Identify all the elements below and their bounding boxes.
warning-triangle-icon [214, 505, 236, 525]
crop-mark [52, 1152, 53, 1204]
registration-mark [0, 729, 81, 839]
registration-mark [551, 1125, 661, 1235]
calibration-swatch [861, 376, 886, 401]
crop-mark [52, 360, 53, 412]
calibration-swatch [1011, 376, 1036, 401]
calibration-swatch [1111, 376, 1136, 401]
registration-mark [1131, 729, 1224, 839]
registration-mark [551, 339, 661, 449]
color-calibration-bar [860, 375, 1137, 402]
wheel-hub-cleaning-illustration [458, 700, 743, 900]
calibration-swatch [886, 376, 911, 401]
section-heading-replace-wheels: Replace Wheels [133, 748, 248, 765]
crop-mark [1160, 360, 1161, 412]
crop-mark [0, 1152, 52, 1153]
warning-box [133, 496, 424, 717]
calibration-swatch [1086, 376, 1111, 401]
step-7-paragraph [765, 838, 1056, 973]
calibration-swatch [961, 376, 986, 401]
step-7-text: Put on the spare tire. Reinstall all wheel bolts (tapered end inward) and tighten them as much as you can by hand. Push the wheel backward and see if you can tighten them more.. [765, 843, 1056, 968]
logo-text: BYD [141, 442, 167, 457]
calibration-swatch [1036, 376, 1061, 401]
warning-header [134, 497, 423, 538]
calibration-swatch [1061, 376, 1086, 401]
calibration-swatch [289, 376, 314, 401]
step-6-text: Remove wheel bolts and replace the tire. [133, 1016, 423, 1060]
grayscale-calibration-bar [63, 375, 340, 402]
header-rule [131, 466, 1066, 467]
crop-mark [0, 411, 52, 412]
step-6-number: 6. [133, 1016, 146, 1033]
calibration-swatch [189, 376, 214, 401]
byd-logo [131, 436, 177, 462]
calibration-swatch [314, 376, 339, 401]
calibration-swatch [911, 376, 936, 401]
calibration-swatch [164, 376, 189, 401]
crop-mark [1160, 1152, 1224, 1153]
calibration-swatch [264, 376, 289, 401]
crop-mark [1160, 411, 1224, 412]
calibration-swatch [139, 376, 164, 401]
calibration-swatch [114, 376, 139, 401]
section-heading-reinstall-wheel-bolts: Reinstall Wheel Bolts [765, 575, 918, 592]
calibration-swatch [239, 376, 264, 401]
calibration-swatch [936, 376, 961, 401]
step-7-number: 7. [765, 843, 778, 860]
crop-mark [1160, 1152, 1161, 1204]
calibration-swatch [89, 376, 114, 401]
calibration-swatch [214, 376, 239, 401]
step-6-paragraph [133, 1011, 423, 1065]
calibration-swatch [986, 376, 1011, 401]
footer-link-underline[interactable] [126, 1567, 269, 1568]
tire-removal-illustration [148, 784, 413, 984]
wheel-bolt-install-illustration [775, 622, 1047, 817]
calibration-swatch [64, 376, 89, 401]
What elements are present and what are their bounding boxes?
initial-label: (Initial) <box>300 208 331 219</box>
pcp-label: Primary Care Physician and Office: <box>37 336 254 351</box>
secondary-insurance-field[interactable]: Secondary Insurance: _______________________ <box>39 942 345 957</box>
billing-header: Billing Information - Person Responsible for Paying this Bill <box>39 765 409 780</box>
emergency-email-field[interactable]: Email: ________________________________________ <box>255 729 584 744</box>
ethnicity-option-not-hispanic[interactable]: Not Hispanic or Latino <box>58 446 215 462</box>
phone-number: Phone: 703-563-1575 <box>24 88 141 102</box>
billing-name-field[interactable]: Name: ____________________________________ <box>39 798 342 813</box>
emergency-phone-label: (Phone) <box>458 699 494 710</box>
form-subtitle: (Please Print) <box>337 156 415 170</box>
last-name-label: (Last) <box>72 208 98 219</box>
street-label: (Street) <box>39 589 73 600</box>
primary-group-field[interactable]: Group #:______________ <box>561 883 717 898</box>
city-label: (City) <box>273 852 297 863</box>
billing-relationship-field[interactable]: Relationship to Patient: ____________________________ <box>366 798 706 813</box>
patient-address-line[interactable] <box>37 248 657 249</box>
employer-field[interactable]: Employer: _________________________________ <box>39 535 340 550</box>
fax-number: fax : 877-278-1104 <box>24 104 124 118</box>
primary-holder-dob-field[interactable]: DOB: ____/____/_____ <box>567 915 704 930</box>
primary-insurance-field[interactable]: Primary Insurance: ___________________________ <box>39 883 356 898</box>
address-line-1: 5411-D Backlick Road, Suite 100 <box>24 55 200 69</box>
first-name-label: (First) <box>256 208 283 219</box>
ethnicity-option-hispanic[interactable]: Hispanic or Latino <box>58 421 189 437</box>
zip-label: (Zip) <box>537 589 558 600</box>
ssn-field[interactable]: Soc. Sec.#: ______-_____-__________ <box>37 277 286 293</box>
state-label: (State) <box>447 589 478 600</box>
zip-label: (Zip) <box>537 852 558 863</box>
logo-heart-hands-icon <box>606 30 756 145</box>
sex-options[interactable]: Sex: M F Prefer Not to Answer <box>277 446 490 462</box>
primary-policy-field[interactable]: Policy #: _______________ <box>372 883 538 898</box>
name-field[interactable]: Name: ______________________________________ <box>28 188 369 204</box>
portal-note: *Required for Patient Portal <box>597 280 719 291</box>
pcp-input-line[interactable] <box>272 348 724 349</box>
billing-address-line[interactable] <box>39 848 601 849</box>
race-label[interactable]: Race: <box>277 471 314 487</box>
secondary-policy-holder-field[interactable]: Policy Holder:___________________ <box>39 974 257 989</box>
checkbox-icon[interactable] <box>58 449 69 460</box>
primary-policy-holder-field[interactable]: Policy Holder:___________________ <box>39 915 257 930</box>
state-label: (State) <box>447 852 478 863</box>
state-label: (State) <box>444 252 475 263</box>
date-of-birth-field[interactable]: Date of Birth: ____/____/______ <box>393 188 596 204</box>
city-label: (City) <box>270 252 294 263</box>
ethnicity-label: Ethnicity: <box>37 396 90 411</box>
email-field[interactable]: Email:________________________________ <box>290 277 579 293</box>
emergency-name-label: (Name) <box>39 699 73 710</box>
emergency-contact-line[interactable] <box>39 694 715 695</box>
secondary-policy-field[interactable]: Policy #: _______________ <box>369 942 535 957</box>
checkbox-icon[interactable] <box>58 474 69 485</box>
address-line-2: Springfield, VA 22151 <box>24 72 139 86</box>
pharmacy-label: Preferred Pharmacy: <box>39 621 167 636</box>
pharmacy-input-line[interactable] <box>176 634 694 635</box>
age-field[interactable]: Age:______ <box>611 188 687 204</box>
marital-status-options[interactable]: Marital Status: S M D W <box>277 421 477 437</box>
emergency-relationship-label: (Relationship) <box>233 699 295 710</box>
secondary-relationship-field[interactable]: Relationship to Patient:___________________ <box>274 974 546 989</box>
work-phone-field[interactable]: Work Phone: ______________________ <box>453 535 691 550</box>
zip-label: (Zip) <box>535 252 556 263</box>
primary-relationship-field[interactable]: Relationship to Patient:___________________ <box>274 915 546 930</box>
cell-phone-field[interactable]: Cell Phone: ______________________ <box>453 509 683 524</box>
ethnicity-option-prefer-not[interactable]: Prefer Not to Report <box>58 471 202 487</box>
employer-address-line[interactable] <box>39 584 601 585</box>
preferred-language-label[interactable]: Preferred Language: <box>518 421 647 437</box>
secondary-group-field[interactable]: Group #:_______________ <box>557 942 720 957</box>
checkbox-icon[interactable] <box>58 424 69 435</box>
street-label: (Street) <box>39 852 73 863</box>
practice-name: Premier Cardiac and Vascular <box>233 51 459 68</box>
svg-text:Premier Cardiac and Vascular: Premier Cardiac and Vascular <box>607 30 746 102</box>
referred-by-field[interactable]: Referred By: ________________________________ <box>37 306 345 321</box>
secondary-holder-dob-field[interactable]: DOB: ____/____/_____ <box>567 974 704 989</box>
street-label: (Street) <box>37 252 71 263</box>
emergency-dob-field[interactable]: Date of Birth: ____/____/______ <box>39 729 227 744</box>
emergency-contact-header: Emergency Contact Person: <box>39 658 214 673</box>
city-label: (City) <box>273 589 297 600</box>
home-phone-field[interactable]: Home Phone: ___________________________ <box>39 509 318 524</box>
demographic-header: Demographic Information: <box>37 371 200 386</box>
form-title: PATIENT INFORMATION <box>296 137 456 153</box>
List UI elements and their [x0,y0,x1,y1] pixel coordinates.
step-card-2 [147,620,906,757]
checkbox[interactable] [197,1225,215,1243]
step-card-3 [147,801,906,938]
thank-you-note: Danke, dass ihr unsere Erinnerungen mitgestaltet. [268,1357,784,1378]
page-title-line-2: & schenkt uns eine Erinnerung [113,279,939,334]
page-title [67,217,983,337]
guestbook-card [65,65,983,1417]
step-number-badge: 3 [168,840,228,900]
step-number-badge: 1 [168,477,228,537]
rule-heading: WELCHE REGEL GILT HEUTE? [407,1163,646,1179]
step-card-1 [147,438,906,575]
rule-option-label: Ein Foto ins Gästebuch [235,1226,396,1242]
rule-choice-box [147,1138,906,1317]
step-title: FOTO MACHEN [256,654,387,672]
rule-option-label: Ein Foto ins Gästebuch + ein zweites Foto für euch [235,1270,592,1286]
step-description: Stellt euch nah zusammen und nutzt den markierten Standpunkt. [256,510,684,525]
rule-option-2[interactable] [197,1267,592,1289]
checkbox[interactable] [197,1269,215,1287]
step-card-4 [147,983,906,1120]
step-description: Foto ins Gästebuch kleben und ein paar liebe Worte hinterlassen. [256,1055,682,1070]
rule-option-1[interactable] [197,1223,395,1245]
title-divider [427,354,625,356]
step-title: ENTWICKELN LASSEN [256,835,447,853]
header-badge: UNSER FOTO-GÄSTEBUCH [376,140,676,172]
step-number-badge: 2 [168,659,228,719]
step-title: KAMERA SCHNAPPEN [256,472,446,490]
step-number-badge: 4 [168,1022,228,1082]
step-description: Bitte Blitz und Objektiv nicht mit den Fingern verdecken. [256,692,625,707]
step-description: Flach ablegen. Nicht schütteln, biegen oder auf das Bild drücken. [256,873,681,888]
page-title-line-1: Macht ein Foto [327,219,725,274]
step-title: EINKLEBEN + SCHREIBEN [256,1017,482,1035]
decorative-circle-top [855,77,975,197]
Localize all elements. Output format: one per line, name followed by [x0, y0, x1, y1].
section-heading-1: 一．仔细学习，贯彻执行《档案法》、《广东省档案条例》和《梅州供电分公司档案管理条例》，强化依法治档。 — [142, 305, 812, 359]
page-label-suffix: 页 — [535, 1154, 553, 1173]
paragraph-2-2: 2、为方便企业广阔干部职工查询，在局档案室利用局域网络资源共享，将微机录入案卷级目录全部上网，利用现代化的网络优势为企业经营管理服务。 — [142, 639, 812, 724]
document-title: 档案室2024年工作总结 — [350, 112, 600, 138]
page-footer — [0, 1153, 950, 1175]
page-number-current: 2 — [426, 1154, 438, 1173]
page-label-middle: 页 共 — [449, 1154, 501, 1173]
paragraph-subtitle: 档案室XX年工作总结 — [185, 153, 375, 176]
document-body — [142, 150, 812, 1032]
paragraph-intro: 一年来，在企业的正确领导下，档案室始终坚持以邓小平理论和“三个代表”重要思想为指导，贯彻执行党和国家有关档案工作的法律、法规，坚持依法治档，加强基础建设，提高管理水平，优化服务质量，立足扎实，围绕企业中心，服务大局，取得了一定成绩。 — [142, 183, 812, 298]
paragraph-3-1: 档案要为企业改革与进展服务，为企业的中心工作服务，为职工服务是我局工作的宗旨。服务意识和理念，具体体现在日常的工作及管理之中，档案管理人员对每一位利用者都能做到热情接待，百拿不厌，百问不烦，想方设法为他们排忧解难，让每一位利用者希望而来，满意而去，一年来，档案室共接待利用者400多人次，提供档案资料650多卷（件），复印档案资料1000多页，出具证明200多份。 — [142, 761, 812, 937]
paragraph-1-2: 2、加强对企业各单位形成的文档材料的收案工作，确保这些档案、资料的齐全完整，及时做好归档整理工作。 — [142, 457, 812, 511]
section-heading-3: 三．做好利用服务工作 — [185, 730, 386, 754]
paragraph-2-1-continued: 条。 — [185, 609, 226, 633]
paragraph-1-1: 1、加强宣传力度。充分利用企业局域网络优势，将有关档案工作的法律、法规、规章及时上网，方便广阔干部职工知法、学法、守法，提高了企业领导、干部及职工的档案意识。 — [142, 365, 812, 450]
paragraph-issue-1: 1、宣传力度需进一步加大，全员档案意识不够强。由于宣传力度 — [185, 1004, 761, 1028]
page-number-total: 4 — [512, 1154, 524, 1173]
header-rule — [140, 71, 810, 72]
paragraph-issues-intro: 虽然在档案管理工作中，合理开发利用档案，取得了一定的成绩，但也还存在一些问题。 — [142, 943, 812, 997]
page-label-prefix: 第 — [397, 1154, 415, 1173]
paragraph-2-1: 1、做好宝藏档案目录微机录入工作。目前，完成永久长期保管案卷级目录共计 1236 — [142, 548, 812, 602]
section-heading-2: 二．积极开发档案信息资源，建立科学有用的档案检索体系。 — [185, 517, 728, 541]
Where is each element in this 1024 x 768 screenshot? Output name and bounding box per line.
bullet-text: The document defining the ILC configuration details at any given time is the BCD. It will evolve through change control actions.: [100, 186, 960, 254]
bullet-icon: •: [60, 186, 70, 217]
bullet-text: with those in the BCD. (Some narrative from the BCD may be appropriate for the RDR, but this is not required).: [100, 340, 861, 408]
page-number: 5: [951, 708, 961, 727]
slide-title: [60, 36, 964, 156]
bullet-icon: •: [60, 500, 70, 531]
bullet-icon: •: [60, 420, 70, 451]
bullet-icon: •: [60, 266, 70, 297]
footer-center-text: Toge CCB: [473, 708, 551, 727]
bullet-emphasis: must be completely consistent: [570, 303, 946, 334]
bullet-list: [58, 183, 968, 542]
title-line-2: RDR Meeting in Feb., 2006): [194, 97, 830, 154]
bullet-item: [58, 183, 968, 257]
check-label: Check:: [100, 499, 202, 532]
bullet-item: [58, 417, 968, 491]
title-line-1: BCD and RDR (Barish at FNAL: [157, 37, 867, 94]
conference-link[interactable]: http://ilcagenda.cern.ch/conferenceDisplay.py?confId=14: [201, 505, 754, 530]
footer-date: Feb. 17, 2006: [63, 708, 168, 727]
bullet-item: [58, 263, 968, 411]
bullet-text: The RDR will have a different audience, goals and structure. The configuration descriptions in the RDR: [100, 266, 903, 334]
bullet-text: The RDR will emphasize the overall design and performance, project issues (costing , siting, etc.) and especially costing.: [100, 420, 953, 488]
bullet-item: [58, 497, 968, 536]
···
#### WHAT TO WORK ON:
Set out the lines of the material, from its first line through the line holding "calibration-swatch [961, 376, 986, 401]", inclusive, as a numbered list with blank lines omitted.

#### FULL SOLUTION:
1. Identify all the elements below and their bounding boxes.
2. warning-triangle-icon [214, 505, 236, 525]
3. crop-mark [52, 1152, 53, 1204]
4. registration-mark [0, 729, 81, 839]
5. registration-mark [551, 1125, 661, 1235]
6. calibration-swatch [861, 376, 886, 401]
7. crop-mark [52, 360, 53, 412]
8. calibration-swatch [1011, 376, 1036, 401]
9. calibration-swatch [1111, 376, 1136, 401]
10. registration-mark [1131, 729, 1224, 839]
11. registration-mark [551, 339, 661, 449]
12. color-calibration-bar [860, 375, 1137, 402]
13. wheel-hub-cleaning-illustration [458, 700, 743, 900]
14. calibration-swatch [886, 376, 911, 401]
15. section-heading-replace-wheels: Replace Wheels [133, 748, 248, 765]
16. crop-mark [1160, 360, 1161, 412]
17. crop-mark [0, 1152, 52, 1153]
18. warning-box [133, 496, 424, 717]
19. calibration-swatch [1086, 376, 1111, 401]
20. step-7-paragraph [765, 838, 1056, 973]
21. calibration-swatch [961, 376, 986, 401]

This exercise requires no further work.